**What you are asked to do:**
Tally up the lines below that include the word "title". Answer with the number alone.
# Start of Data for this exercise
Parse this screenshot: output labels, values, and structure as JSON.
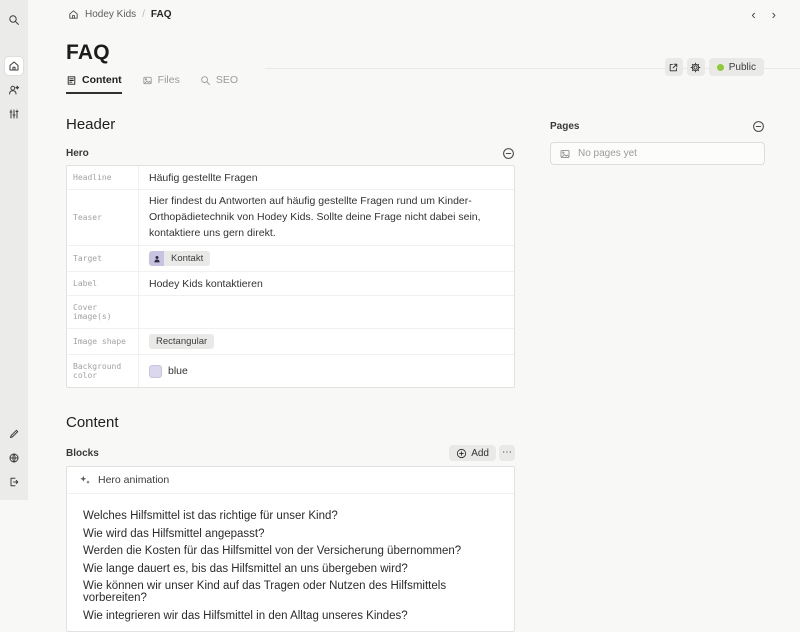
{
  "sidebar": {
    "top_icons": [
      "search-icon"
    ],
    "main_icons": [
      "home-icon",
      "users-icon",
      "sliders-icon"
    ],
    "bottom_icons": [
      "pencil-icon",
      "globe-icon",
      "logout-icon"
    ]
  },
  "breadcrumb": {
    "project": "Hodey Kids",
    "separator": "/",
    "page": "FAQ"
  },
  "nav": {
    "back": "‹",
    "forward": "›"
  },
  "header": {
    "title": "FAQ",
    "status": {
      "label": "Public",
      "dot_color": "#8fc93a"
    }
  },
  "tabs": [
    {
      "label": "Content",
      "active": true
    },
    {
      "label": "Files",
      "active": false
    },
    {
      "label": "SEO",
      "active": false
    }
  ],
  "hero_section": {
    "title": "Header",
    "card_label": "Hero",
    "fields": [
      {
        "label": "Headline",
        "value": "Häufig gestellte Fragen"
      },
      {
        "label": "Teaser",
        "value": "Hier findest du Antworten auf häufig gestellte Fragen rund um Kinder-Orthopädietechnik von Hodey Kids. Sollte deine Frage nicht dabei sein, kontaktiere uns gern direkt."
      },
      {
        "label": "Target",
        "value": "Kontakt"
      },
      {
        "label": "Label",
        "value": "Hodey Kids kontaktieren"
      },
      {
        "label": "Cover image(s)",
        "value": ""
      },
      {
        "label": "Image shape",
        "value": "Rectangular"
      },
      {
        "label": "Background color",
        "value": "blue",
        "swatch": "#dbd8ed"
      }
    ]
  },
  "content_section": {
    "title": "Content",
    "card_label": "Blocks",
    "add_label": "Add",
    "more_label": "⋯",
    "block_item": "Hero animation",
    "questions": [
      "Welches Hilfsmittel ist das richtige für unser Kind?",
      "Wie wird das Hilfsmittel angepasst?",
      "Werden die Kosten für das Hilfsmittel von der Versicherung übernommen?",
      "Wie lange dauert es, bis das Hilfsmittel an uns übergeben wird?",
      "Wie können wir unser Kind auf das Tragen oder Nutzen des Hilfsmittels vorbereiten?",
      "Wie integrieren wir das Hilfsmittel in den Alltag unseres Kindes?"
    ]
  },
  "pages_panel": {
    "title": "Pages",
    "empty_text": "No pages yet"
  },
  "colors": {
    "status_green": "#8fc93a",
    "avatar_purple": "#c9c3e2",
    "swatch_blue": "#dbd8ed",
    "sidebar_bg": "#ebebea"
  }
}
# End of Data for this exercise
**Task result:**
4